### What the task requires
Go through the material and pull out every line with the string "JSON" in it.
━━ Provided records ━━
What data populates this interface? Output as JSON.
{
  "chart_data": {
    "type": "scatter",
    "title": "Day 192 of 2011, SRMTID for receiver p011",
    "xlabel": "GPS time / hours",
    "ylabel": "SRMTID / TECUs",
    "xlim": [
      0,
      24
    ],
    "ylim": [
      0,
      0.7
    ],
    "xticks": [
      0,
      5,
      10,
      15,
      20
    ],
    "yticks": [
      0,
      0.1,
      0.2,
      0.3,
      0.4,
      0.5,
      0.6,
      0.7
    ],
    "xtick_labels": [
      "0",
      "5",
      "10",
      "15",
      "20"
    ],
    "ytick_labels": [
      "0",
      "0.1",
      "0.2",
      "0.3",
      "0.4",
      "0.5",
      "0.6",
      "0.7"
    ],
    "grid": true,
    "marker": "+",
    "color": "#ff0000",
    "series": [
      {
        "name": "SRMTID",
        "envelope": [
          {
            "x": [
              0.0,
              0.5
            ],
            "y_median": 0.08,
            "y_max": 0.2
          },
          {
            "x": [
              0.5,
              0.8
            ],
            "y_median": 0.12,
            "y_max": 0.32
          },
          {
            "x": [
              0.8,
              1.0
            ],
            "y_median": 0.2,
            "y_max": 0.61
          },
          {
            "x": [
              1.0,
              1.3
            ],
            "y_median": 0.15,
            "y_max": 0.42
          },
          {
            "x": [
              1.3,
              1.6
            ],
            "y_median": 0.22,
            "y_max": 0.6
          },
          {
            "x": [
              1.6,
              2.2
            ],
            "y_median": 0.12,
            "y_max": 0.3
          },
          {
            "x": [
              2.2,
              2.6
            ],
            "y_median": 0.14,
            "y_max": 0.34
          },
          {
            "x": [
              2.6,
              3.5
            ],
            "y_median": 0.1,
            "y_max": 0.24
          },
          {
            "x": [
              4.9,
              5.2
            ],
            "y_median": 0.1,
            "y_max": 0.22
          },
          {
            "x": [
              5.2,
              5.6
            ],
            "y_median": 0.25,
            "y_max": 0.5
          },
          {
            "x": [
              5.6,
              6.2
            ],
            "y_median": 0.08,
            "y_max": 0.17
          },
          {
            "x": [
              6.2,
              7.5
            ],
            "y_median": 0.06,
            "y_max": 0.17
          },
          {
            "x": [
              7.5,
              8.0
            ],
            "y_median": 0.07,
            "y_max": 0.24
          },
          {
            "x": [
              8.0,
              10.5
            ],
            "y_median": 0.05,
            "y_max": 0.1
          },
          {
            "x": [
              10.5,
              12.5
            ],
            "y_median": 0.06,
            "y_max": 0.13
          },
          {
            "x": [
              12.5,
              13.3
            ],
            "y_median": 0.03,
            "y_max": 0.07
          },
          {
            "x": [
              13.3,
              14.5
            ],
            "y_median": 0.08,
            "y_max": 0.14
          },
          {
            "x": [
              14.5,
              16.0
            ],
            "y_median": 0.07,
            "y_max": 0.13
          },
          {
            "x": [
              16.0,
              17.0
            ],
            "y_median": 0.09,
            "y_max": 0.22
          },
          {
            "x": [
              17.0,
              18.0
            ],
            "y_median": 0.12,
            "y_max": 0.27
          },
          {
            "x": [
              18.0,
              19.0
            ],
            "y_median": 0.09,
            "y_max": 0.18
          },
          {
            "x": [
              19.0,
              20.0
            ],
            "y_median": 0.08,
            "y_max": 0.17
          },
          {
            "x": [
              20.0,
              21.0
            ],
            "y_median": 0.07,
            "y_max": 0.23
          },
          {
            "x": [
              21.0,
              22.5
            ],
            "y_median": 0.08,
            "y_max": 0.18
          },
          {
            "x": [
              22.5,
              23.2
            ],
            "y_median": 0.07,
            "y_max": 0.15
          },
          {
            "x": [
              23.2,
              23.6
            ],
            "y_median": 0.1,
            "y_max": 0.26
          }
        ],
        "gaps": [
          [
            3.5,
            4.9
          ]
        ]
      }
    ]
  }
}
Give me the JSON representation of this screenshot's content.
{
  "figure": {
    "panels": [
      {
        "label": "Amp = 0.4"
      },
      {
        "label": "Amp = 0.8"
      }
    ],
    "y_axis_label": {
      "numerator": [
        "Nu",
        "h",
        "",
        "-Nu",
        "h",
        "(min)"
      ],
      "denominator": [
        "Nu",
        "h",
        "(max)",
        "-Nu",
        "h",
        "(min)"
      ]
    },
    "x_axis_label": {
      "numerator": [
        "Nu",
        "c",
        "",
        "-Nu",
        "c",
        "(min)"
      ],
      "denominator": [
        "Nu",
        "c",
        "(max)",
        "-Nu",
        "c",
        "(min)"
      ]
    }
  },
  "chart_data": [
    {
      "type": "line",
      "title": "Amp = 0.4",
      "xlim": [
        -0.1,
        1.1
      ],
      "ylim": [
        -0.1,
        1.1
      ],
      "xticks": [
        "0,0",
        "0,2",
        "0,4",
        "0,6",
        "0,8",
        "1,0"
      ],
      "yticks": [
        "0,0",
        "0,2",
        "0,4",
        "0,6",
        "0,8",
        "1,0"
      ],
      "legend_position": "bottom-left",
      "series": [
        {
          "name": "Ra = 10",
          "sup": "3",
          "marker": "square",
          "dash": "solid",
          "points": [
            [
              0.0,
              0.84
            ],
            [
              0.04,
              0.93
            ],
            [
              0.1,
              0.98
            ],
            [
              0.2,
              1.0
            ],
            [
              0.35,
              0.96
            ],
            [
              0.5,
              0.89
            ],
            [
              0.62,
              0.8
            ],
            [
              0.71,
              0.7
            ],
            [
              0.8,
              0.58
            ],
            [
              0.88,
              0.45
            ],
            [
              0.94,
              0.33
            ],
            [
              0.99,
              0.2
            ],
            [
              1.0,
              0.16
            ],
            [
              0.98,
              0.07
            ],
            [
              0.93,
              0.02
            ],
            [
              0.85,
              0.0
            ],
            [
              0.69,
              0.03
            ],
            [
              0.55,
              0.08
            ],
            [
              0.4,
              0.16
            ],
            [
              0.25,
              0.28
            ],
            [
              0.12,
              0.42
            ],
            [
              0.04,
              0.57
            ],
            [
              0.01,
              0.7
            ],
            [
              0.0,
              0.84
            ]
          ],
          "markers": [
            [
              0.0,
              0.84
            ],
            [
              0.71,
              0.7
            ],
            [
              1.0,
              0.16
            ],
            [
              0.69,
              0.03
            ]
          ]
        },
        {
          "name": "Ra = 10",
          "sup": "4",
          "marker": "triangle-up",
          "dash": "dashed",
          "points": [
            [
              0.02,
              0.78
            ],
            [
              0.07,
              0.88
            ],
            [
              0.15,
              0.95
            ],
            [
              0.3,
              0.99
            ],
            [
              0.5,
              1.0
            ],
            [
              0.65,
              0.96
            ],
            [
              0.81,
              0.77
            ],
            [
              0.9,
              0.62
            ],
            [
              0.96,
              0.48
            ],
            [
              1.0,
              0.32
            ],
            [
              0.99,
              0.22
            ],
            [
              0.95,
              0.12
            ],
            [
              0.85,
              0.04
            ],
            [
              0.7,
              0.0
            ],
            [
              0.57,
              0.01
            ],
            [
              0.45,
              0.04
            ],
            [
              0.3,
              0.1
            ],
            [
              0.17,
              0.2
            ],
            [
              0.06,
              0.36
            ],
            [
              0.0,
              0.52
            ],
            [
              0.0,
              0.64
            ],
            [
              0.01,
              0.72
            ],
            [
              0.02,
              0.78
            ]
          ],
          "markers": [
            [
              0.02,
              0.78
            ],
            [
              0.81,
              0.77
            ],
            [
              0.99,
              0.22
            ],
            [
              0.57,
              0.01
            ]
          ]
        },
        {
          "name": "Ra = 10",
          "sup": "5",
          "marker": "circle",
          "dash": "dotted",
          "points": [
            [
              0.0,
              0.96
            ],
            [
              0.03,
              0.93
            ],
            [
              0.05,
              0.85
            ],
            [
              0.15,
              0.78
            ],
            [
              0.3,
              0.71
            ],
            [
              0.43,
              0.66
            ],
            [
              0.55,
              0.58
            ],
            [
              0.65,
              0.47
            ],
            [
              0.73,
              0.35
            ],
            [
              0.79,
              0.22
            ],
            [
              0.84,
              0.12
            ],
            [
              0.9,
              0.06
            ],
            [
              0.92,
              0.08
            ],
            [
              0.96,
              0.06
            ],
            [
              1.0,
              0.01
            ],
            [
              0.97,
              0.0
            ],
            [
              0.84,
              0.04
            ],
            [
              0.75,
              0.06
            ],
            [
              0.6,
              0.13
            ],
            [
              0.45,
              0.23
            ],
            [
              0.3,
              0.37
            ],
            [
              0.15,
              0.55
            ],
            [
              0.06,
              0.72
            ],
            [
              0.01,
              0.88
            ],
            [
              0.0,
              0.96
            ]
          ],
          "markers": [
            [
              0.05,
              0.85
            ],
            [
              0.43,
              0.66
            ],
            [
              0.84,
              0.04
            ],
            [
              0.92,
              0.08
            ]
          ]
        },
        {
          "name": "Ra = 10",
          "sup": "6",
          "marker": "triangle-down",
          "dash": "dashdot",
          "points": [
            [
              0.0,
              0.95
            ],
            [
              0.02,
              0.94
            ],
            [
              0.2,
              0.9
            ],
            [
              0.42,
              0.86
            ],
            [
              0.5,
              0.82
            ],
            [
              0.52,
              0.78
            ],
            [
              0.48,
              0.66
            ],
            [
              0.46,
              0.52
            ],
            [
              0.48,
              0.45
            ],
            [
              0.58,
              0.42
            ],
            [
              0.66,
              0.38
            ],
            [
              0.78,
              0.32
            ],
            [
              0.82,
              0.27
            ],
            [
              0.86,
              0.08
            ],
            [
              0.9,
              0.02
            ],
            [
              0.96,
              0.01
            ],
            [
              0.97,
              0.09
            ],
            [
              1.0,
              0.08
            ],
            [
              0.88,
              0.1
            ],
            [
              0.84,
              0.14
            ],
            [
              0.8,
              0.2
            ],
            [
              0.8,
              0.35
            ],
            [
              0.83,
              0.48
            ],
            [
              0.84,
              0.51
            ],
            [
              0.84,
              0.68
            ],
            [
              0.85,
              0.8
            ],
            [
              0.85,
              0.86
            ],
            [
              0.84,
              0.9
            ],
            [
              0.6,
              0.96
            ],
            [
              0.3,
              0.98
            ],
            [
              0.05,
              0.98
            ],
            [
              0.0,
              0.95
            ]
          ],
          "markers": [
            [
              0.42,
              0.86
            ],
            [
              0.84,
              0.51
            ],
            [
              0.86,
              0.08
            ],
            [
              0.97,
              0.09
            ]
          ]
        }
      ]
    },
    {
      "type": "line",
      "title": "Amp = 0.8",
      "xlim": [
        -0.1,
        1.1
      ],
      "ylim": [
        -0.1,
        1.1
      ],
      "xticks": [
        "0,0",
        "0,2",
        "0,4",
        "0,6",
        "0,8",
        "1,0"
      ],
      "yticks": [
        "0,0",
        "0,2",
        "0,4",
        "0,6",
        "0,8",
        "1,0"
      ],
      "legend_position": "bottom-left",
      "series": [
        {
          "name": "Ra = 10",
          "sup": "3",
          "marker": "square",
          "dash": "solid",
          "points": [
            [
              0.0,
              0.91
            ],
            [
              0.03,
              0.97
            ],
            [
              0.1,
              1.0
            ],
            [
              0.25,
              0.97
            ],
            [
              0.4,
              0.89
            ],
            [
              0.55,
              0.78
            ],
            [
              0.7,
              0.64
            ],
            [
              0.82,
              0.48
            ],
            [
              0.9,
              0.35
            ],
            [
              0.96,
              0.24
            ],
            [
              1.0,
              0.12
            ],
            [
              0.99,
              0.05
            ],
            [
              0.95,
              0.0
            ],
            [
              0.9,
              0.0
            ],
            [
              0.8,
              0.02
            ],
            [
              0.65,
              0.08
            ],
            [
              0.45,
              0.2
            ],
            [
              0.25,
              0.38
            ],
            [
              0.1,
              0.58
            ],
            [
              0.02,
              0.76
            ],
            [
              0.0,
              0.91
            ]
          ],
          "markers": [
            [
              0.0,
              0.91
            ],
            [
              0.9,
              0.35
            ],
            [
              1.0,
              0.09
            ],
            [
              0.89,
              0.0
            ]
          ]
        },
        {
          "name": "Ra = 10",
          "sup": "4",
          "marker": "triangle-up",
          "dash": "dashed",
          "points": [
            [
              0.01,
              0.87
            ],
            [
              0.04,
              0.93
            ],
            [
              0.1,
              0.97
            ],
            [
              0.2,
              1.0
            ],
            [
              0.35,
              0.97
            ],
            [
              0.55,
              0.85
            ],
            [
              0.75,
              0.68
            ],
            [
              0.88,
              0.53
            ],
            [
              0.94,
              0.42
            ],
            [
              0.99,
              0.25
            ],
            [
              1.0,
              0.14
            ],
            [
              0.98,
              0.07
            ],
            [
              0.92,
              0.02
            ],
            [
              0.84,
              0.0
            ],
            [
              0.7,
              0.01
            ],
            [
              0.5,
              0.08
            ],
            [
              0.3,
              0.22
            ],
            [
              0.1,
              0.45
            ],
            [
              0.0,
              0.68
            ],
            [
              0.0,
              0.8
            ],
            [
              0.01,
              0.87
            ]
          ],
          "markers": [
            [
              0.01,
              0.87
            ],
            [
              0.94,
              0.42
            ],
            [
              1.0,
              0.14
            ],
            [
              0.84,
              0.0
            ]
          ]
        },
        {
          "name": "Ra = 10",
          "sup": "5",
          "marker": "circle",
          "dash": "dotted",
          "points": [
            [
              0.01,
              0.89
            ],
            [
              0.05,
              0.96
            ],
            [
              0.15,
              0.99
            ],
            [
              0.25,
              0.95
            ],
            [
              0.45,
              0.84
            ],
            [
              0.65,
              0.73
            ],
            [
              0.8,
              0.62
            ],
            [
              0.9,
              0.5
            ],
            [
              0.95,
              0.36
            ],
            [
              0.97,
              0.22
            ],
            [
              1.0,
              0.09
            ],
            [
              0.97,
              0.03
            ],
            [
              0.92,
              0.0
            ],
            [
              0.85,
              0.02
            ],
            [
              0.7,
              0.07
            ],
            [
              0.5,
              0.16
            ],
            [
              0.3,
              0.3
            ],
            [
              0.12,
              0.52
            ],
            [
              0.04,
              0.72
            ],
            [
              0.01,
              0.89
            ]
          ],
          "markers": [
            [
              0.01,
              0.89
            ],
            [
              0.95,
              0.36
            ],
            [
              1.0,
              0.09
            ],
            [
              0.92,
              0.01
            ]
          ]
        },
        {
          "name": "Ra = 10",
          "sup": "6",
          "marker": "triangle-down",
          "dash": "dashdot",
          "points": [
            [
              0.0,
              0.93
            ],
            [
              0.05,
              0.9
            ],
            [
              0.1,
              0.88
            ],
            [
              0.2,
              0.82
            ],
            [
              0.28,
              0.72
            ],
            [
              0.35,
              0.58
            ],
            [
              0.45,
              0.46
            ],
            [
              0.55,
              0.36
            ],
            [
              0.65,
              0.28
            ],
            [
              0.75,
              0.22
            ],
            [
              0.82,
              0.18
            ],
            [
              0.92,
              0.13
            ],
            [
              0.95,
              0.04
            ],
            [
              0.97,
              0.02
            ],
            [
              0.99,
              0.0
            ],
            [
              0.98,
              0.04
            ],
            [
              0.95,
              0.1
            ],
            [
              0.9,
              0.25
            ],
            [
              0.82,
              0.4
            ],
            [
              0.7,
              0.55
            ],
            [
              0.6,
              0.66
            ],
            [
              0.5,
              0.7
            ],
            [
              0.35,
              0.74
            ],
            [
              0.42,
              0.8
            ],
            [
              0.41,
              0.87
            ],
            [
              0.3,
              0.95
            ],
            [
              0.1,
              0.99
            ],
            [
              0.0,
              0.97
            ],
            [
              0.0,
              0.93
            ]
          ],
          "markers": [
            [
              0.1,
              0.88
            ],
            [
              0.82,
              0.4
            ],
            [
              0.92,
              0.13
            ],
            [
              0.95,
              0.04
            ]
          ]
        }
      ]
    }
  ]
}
━━━
### Solution to this task
What data populates this interface? Output as JSON.
Give me the JSON representation of this screenshot's content.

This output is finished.